» **What you need to do**
Echo the ClayFighter 63⅓ article word for word, starting with "ClayFighter 63⅓ is" and going on through "a unique effect.".

» **Document extract**
= Beginning of Section =

ClayFighter 63⅓ is a 1997 fighting game developed and published by Interplay Productions for the Nintendo 64. It is the third installment of the ClayFighter series. The title is a parody of the "64" suffix common with the Nintendo 64's games.

Upon release, ClayFighter 63⅓ was negatively received by critics for its gameplay, animation, and AI. An updated version entitled ClayFighter: Sculptor's Cut was released in 1998 as a Blockbuster rental exclusive. Due to not receiving wide distribution, Sculptor's Cut is one of the rarest and most valuable Nintendo 64 games.

Gameplay
Like its predecessors, ClayFighter and ClayFighter 2: Judgment Clay, Clayfighter 63⅓ uses stop motion animation and claymation as opposed to traditional computer animation to produce a unique effect.

The arenas in ClayFighter 63⅓ are unique in that each one, with several exceptions, houses multiple rooms; during fights players can punch or kick their opponents into different rooms and the fight will then continue in that room. There are 26 different rooms to fight in.

= End of Section =

» **Extracted data**
= Beginning of Section =

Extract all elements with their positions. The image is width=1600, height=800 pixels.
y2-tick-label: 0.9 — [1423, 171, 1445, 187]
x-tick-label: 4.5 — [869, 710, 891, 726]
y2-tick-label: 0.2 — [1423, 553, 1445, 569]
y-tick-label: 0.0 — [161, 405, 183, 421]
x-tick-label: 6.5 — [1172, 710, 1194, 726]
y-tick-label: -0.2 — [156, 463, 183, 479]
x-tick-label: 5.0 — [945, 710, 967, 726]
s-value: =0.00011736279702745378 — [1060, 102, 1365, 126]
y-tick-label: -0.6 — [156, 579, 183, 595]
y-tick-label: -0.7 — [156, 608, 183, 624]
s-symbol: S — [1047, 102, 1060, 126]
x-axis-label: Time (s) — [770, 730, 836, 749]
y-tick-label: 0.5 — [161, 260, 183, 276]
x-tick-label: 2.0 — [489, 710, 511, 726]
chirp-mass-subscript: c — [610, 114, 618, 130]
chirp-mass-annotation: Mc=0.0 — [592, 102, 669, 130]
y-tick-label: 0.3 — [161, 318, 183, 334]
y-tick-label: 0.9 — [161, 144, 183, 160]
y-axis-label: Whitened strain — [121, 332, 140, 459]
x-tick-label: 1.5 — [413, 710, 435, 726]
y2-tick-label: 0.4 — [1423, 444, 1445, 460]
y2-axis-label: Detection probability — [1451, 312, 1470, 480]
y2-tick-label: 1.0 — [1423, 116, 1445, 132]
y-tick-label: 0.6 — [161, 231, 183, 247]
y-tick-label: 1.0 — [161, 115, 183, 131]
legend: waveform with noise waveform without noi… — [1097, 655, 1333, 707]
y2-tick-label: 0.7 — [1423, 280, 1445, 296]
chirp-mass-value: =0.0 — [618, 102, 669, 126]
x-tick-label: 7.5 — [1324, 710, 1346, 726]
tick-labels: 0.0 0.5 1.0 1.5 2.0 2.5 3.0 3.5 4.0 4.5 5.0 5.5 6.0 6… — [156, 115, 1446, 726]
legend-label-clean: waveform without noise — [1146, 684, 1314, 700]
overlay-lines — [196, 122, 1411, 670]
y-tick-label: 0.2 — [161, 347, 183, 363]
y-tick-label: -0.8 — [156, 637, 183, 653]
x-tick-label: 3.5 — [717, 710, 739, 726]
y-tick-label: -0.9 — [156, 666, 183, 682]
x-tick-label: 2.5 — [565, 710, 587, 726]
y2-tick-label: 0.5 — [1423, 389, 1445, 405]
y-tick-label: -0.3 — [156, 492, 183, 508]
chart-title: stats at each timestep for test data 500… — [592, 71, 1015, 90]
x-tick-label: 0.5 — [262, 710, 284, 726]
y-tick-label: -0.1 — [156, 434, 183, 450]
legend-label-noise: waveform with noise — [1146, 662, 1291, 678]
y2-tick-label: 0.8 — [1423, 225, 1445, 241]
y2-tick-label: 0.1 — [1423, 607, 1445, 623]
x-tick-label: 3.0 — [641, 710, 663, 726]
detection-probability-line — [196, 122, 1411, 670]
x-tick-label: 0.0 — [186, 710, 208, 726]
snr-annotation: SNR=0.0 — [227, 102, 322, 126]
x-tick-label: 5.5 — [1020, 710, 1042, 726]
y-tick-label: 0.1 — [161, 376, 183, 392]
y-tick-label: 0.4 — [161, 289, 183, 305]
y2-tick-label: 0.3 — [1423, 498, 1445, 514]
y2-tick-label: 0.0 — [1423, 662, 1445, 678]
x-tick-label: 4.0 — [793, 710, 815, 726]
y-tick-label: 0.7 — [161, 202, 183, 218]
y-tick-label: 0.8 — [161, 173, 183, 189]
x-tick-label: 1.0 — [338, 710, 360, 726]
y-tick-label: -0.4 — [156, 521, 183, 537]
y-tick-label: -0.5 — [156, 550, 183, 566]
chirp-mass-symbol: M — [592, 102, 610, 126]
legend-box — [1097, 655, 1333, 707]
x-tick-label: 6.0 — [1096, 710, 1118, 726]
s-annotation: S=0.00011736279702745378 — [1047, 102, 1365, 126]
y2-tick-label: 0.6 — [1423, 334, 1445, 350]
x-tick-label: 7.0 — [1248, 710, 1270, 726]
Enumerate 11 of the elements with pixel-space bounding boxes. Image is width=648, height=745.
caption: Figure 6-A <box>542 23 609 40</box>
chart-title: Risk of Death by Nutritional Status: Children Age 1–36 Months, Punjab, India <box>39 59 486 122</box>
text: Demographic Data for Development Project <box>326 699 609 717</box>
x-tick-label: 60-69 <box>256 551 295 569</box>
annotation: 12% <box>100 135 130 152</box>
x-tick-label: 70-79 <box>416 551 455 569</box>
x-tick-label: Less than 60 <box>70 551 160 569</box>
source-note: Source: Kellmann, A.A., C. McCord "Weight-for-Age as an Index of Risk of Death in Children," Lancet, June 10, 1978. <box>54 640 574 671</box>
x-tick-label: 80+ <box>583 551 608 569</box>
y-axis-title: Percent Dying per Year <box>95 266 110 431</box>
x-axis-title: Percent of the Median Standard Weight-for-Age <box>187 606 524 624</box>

= End of Section =

» **Task output**
ClayFighter 63⅓ is a 1997 fighting game developed and published by Interplay Productions for the Nintendo 64. It is the third installment of the ClayFighter series. The title is a parody of the "64" suffix common with the Nintendo 64's games.

Upon release, ClayFighter 63⅓ was negatively received by critics for its gameplay, animation, and AI. An updated version entitled ClayFighter: Sculptor's Cut was released in 1998 as a Blockbuster rental exclusive. Due to not receiving wide distribution, Sculptor's Cut is one of the rarest and most valuable Nintendo 64 games.

Gameplay
Like its predecessors, ClayFighter and ClayFighter 2: Judgment Clay, Clayfighter 63⅓ uses stop motion animation and claymation as opposed to traditional computer animation to produce a unique effect.